What is asked: Among the entries below, find the lines with "согласные" and copy them.

Stored items:
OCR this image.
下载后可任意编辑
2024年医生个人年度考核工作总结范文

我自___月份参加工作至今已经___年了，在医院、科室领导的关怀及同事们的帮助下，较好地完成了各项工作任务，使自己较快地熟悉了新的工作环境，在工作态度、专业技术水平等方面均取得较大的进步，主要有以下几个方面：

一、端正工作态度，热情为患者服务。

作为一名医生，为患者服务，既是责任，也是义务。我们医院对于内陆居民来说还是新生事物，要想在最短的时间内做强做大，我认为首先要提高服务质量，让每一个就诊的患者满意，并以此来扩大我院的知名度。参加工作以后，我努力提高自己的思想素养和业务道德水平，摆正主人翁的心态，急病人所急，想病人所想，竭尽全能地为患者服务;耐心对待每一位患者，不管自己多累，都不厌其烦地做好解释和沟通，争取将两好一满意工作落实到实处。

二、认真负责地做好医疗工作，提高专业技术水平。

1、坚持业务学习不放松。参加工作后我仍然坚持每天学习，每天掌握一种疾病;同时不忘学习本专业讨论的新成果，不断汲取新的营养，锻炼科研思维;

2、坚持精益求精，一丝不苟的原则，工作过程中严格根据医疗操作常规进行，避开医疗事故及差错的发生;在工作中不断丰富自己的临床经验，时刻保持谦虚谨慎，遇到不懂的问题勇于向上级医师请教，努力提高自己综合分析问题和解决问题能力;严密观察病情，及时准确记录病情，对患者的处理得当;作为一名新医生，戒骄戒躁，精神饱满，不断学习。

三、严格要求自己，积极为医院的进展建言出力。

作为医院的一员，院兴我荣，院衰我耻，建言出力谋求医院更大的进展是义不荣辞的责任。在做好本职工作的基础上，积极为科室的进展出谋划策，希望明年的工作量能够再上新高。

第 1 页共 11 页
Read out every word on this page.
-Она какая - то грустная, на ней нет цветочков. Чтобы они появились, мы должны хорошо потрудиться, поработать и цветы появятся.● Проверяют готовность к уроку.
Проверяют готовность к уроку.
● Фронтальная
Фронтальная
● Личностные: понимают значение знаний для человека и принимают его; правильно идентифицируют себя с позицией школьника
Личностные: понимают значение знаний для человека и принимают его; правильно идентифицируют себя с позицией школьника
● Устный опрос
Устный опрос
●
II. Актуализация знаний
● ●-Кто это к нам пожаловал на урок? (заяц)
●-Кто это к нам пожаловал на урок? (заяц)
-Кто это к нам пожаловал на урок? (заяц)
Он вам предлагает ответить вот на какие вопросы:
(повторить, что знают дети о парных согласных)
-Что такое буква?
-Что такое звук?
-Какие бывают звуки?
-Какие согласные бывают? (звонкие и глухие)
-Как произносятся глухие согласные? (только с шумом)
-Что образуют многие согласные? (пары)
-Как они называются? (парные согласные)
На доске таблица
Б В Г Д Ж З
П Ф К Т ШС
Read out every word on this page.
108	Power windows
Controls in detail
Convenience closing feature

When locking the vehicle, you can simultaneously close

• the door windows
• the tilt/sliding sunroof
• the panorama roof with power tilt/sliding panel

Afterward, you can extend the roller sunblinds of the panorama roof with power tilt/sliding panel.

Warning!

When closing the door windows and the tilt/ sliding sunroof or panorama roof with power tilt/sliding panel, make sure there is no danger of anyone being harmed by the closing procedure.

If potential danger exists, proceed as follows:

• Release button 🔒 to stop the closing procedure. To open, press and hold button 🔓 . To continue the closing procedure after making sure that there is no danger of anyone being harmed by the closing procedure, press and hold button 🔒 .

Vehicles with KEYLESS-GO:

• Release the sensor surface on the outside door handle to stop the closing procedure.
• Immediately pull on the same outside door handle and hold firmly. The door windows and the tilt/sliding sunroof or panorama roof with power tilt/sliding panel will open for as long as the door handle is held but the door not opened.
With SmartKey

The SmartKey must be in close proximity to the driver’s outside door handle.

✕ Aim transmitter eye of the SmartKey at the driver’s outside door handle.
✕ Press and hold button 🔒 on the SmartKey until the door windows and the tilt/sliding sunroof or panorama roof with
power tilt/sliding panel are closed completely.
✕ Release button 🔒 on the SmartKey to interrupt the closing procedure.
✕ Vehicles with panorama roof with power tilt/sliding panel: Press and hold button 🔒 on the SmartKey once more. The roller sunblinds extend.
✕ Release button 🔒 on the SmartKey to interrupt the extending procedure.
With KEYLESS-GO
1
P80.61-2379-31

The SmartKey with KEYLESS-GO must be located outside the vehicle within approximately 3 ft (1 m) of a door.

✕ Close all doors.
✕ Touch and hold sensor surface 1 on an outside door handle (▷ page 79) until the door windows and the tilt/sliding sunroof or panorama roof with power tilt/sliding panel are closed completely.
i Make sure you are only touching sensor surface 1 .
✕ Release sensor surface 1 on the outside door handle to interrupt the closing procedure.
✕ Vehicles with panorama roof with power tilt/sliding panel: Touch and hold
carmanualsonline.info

Exercise output:
-Какие согласные бывают? (звонкие и глухие)
-Как произносятся глухие согласные? (только с шумом)
-Что образуют многие согласные? (пары)
-Как они называются? (парные согласные)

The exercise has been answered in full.